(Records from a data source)
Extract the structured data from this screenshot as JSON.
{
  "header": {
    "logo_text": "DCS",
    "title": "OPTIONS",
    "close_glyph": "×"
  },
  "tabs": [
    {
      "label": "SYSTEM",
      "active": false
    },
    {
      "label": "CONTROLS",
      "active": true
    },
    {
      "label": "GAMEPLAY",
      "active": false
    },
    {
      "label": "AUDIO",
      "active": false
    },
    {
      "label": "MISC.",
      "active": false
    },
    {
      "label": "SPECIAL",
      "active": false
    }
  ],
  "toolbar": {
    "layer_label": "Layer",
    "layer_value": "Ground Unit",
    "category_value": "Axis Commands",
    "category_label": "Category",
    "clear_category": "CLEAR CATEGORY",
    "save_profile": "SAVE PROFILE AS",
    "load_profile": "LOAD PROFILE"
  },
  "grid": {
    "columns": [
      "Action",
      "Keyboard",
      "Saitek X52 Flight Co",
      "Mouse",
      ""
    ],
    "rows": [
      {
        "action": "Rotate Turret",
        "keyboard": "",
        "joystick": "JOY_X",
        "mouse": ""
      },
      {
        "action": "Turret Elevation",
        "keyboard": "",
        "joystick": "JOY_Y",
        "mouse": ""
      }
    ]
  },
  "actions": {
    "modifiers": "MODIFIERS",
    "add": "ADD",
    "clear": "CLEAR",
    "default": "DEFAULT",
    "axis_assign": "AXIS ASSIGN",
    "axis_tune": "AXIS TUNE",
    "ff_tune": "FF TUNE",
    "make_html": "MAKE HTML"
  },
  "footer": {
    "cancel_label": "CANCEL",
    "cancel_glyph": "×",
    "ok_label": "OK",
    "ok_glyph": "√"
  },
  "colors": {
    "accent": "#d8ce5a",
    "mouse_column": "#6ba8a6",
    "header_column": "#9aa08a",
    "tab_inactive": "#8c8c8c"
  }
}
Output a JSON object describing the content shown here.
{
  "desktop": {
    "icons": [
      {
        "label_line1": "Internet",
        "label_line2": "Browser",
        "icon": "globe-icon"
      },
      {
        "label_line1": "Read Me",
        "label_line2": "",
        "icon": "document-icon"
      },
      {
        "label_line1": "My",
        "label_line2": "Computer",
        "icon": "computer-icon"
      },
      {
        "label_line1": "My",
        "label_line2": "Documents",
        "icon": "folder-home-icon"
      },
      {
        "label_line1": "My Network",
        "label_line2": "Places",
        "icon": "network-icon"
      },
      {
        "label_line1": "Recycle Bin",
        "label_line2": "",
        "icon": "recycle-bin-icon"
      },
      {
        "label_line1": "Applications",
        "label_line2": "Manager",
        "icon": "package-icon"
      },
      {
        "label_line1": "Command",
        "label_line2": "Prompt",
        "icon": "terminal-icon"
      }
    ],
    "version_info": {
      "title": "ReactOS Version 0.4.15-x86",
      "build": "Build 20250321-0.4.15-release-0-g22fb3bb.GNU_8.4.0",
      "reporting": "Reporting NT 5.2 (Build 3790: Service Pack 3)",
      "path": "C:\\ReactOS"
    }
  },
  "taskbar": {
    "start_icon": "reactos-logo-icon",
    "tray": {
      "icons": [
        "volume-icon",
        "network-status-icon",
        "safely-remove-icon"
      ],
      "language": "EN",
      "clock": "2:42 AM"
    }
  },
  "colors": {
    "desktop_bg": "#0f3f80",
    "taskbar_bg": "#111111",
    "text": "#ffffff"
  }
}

WHAT IS BEING ASKED:
Copy the records above exactly as they appear.

SOLUTION:
Extract the structured data from this screenshot as JSON.
{
  "header": {
    "logo_text": "DCS",
    "title": "OPTIONS",
    "close_glyph": "×"
  },
  "tabs": [
    {
      "label": "SYSTEM",
      "active": false
    },
    {
      "label": "CONTROLS",
      "active": true
    },
    {
      "label": "GAMEPLAY",
      "active": false
    },
    {
      "label": "AUDIO",
      "active": false
    },
    {
      "label": "MISC.",
      "active": false
    },
    {
      "label": "SPECIAL",
      "active": false
    }
  ],
  "toolbar": {
    "layer_label": "Layer",
    "layer_value": "Ground Unit",
    "category_value": "Axis Commands",
    "category_label": "Category",
    "clear_category": "CLEAR CATEGORY",
    "save_profile": "SAVE PROFILE AS",
    "load_profile": "LOAD PROFILE"
  },
  "grid": {
    "columns": [
      "Action",
      "Keyboard",
      "Saitek X52 Flight Co",
      "Mouse",
      ""
    ],
    "rows": [
      {
        "action": "Rotate Turret",
        "keyboard": "",
        "joystick": "JOY_X",
        "mouse": ""
      },
      {
        "action": "Turret Elevation",
        "keyboard": "",
        "joystick": "JOY_Y",
        "mouse": ""
      }
    ]
  },
  "actions": {
    "modifiers": "MODIFIERS",
    "add": "ADD",
    "clear": "CLEAR",
    "default": "DEFAULT",
    "axis_assign": "AXIS ASSIGN",
    "axis_tune": "AXIS TUNE",
    "ff_tune": "FF TUNE",
    "make_html": "MAKE HTML"
  },
  "footer": {
    "cancel_label": "CANCEL",
    "cancel_glyph": "×",
    "ok_label": "OK",
    "ok_glyph": "√"
  },
  "colors": {
    "accent": "#d8ce5a",
    "mouse_column": "#6ba8a6",
    "header_column": "#9aa08a",
    "tab_inactive": "#8c8c8c"
  }
}
Output a JSON object describing the content shown here.
{
  "desktop": {
    "icons": [
      {
        "label_line1": "Internet",
        "label_line2": "Browser",
        "icon": "globe-icon"
      },
      {
        "label_line1": "Read Me",
        "label_line2": "",
        "icon": "document-icon"
      },
      {
        "label_line1": "My",
        "label_line2": "Computer",
        "icon": "computer-icon"
      },
      {
        "label_line1": "My",
        "label_line2": "Documents",
        "icon": "folder-home-icon"
      },
      {
        "label_line1": "My Network",
        "label_line2": "Places",
        "icon": "network-icon"
      },
      {
        "label_line1": "Recycle Bin",
        "label_line2": "",
        "icon": "recycle-bin-icon"
      },
      {
        "label_line1": "Applications",
        "label_line2": "Manager",
        "icon": "package-icon"
      },
      {
        "label_line1": "Command",
        "label_line2": "Prompt",
        "icon": "terminal-icon"
      }
    ],
    "version_info": {
      "title": "ReactOS Version 0.4.15-x86",
      "build": "Build 20250321-0.4.15-release-0-g22fb3bb.GNU_8.4.0",
      "reporting": "Reporting NT 5.2 (Build 3790: Service Pack 3)",
      "path": "C:\\ReactOS"
    }
  },
  "taskbar": {
    "start_icon": "reactos-logo-icon",
    "tray": {
      "icons": [
        "volume-icon",
        "network-status-icon",
        "safely-remove-icon"
      ],
      "language": "EN",
      "clock": "2:42 AM"
    }
  },
  "colors": {
    "desktop_bg": "#0f3f80",
    "taskbar_bg": "#111111",
    "text": "#ffffff"
  }
}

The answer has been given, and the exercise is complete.